- _Supplied records_
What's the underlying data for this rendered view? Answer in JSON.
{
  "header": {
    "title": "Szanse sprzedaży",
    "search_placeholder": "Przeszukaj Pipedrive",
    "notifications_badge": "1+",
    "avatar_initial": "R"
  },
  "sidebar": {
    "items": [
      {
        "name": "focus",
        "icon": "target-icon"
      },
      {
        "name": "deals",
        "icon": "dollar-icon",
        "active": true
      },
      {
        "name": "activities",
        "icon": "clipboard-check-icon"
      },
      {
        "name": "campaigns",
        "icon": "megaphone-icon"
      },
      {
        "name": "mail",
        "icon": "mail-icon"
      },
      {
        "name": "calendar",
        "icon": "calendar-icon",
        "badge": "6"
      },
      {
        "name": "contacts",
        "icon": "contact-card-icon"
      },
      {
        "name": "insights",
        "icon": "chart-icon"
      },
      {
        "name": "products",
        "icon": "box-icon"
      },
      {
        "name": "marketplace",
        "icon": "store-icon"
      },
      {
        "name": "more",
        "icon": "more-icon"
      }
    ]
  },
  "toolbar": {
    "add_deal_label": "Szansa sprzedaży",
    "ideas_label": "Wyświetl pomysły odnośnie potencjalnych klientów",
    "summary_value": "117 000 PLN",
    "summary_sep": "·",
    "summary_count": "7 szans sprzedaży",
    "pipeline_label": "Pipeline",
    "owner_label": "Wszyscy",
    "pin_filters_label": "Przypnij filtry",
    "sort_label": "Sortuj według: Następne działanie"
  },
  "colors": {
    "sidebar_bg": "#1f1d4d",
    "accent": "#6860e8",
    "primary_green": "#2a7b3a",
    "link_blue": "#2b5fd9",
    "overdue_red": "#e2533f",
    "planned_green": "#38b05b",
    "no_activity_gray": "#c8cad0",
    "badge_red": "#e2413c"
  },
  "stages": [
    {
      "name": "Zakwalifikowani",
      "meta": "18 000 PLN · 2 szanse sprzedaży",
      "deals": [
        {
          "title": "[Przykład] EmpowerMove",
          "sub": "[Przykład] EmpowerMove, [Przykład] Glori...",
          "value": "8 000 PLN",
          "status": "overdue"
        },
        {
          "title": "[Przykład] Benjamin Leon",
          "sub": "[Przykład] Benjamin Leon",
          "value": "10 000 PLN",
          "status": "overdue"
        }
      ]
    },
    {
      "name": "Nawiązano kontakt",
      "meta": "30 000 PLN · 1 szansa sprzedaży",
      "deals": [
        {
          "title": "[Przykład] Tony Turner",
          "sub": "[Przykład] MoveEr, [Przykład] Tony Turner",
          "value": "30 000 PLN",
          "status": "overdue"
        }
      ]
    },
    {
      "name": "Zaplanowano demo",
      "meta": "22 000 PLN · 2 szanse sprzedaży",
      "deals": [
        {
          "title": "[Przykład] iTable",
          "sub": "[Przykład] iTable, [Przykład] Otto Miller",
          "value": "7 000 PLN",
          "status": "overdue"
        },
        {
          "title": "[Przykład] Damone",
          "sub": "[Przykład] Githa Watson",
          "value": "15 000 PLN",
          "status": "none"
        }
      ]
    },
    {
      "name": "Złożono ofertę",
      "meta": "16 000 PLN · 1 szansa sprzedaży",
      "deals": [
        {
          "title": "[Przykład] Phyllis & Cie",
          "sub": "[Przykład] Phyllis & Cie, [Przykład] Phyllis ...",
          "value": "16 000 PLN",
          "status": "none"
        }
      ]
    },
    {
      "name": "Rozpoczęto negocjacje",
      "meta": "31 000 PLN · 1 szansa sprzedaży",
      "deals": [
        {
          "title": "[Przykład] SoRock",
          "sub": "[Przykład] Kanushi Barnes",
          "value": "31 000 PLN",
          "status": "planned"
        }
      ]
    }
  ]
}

- _Exercise description_
Write each line above out exactly.

- _Result below_
What's the underlying data for this rendered view? Answer in JSON.
{
  "header": {
    "title": "Szanse sprzedaży",
    "search_placeholder": "Przeszukaj Pipedrive",
    "notifications_badge": "1+",
    "avatar_initial": "R"
  },
  "sidebar": {
    "items": [
      {
        "name": "focus",
        "icon": "target-icon"
      },
      {
        "name": "deals",
        "icon": "dollar-icon",
        "active": true
      },
      {
        "name": "activities",
        "icon": "clipboard-check-icon"
      },
      {
        "name": "campaigns",
        "icon": "megaphone-icon"
      },
      {
        "name": "mail",
        "icon": "mail-icon"
      },
      {
        "name": "calendar",
        "icon": "calendar-icon",
        "badge": "6"
      },
      {
        "name": "contacts",
        "icon": "contact-card-icon"
      },
      {
        "name": "insights",
        "icon": "chart-icon"
      },
      {
        "name": "products",
        "icon": "box-icon"
      },
      {
        "name": "marketplace",
        "icon": "store-icon"
      },
      {
        "name": "more",
        "icon": "more-icon"
      }
    ]
  },
  "toolbar": {
    "add_deal_label": "Szansa sprzedaży",
    "ideas_label": "Wyświetl pomysły odnośnie potencjalnych klientów",
    "summary_value": "117 000 PLN",
    "summary_sep": "·",
    "summary_count": "7 szans sprzedaży",
    "pipeline_label": "Pipeline",
    "owner_label": "Wszyscy",
    "pin_filters_label": "Przypnij filtry",
    "sort_label": "Sortuj według: Następne działanie"
  },
  "colors": {
    "sidebar_bg": "#1f1d4d",
    "accent": "#6860e8",
    "primary_green": "#2a7b3a",
    "link_blue": "#2b5fd9",
    "overdue_red": "#e2533f",
    "planned_green": "#38b05b",
    "no_activity_gray": "#c8cad0",
    "badge_red": "#e2413c"
  },
  "stages": [
    {
      "name": "Zakwalifikowani",
      "meta": "18 000 PLN · 2 szanse sprzedaży",
      "deals": [
        {
          "title": "[Przykład] EmpowerMove",
          "sub": "[Przykład] EmpowerMove, [Przykład] Glori...",
          "value": "8 000 PLN",
          "status": "overdue"
        },
        {
          "title": "[Przykład] Benjamin Leon",
          "sub": "[Przykład] Benjamin Leon",
          "value": "10 000 PLN",
          "status": "overdue"
        }
      ]
    },
    {
      "name": "Nawiązano kontakt",
      "meta": "30 000 PLN · 1 szansa sprzedaży",
      "deals": [
        {
          "title": "[Przykład] Tony Turner",
          "sub": "[Przykład] MoveEr, [Przykład] Tony Turner",
          "value": "30 000 PLN",
          "status": "overdue"
        }
      ]
    },
    {
      "name": "Zaplanowano demo",
      "meta": "22 000 PLN · 2 szanse sprzedaży",
      "deals": [
        {
          "title": "[Przykład] iTable",
          "sub": "[Przykład] iTable, [Przykład] Otto Miller",
          "value": "7 000 PLN",
          "status": "overdue"
        },
        {
          "title": "[Przykład] Damone",
          "sub": "[Przykład] Githa Watson",
          "value": "15 000 PLN",
          "status": "none"
        }
      ]
    },
    {
      "name": "Złożono ofertę",
      "meta": "16 000 PLN · 1 szansa sprzedaży",
      "deals": [
        {
          "title": "[Przykład] Phyllis & Cie",
          "sub": "[Przykład] Phyllis & Cie, [Przykład] Phyllis ...",
          "value": "16 000 PLN",
          "status": "none"
        }
      ]
    },
    {
      "name": "Rozpoczęto negocjacje",
      "meta": "31 000 PLN · 1 szansa sprzedaży",
      "deals": [
        {
          "title": "[Przykład] SoRock",
          "sub": "[Przykład] Kanushi Barnes",
          "value": "31 000 PLN",
          "status": "planned"
        }
      ]
    }
  ]
}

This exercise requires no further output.